Make an exact copy of the entries below.

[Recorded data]
* BEGIN *
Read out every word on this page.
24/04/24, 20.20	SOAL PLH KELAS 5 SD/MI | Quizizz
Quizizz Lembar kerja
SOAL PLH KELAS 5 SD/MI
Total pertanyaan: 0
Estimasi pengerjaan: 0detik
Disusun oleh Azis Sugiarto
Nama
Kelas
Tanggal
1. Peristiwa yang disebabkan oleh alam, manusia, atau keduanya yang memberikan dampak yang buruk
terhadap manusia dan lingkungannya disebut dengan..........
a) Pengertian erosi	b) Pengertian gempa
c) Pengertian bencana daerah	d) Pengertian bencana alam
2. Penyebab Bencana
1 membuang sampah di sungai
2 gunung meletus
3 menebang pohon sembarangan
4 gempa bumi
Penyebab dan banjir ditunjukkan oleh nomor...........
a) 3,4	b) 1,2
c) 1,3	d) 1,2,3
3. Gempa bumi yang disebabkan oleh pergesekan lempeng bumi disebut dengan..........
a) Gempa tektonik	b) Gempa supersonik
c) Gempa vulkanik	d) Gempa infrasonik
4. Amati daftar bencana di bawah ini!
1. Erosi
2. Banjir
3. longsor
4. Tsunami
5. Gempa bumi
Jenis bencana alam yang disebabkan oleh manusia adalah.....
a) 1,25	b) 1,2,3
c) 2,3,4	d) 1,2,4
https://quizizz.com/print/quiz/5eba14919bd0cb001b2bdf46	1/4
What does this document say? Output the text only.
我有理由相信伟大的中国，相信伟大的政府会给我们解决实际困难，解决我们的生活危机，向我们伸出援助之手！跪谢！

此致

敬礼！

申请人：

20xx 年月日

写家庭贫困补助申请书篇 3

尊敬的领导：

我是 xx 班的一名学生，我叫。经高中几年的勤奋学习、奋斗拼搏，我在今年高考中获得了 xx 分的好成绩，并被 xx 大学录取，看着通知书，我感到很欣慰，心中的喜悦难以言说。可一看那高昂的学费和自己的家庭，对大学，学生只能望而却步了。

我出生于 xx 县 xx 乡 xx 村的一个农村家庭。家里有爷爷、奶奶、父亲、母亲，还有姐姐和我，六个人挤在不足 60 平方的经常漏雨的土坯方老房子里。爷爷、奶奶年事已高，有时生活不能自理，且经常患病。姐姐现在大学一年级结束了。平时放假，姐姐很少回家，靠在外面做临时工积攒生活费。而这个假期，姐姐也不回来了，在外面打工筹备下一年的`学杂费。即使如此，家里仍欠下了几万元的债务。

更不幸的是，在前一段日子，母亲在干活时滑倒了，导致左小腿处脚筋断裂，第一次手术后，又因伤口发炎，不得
* END *
Answer to this problem:
Read out every word on this page.
24/04/24, 20.20	SOAL PLH KELAS 5 SD/MI | Quizizz
Quizizz Lembar kerja
SOAL PLH KELAS 5 SD/MI
Total pertanyaan: 0
Estimasi pengerjaan: 0detik
Disusun oleh Azis Sugiarto
Nama
Kelas
Tanggal
1. Peristiwa yang disebabkan oleh alam, manusia, atau keduanya yang memberikan dampak yang buruk
terhadap manusia dan lingkungannya disebut dengan..........
a) Pengertian erosi	b) Pengertian gempa
c) Pengertian bencana daerah	d) Pengertian bencana alam
2. Penyebab Bencana
1 membuang sampah di sungai
2 gunung meletus
3 menebang pohon sembarangan
4 gempa bumi
Penyebab dan banjir ditunjukkan oleh nomor...........
a) 3,4	b) 1,2
c) 1,3	d) 1,2,3
3. Gempa bumi yang disebabkan oleh pergesekan lempeng bumi disebut dengan..........
a) Gempa tektonik	b) Gempa supersonik
c) Gempa vulkanik	d) Gempa infrasonik
4. Amati daftar bencana di bawah ini!
1. Erosi
2. Banjir
3. longsor
4. Tsunami
5. Gempa bumi
Jenis bencana alam yang disebabkan oleh manusia adalah.....
a) 1,25	b) 1,2,3
c) 2,3,4	d) 1,2,4
https://quizizz.com/print/quiz/5eba14919bd0cb001b2bdf46	1/4
What does this document say? Output the text only.
我有理由相信伟大的中国，相信伟大的政府会给我们解决实际困难，解决我们的生活危机，向我们伸出援助之手！跪谢！

此致

敬礼！

申请人：

20xx 年月日

写家庭贫困补助申请书篇 3

尊敬的领导：

我是 xx 班的一名学生，我叫。经高中几年的勤奋学习、奋斗拼搏，我在今年高考中获得了 xx 分的好成绩，并被 xx 大学录取，看着通知书，我感到很欣慰，心中的喜悦难以言说。可一看那高昂的学费和自己的家庭，对大学，学生只能望而却步了。

我出生于 xx 县 xx 乡 xx 村的一个农村家庭。家里有爷爷、奶奶、父亲、母亲，还有姐姐和我，六个人挤在不足 60 平方的经常漏雨的土坯方老房子里。爷爷、奶奶年事已高，有时生活不能自理，且经常患病。姐姐现在大学一年级结束了。平时放假，姐姐很少回家，靠在外面做临时工积攒生活费。而这个假期，姐姐也不回来了，在外面打工筹备下一年的`学杂费。即使如此，家里仍欠下了几万元的债务。

更不幸的是，在前一段日子，母亲在干活时滑倒了，导致左小腿处脚筋断裂，第一次手术后，又因伤口发炎，不得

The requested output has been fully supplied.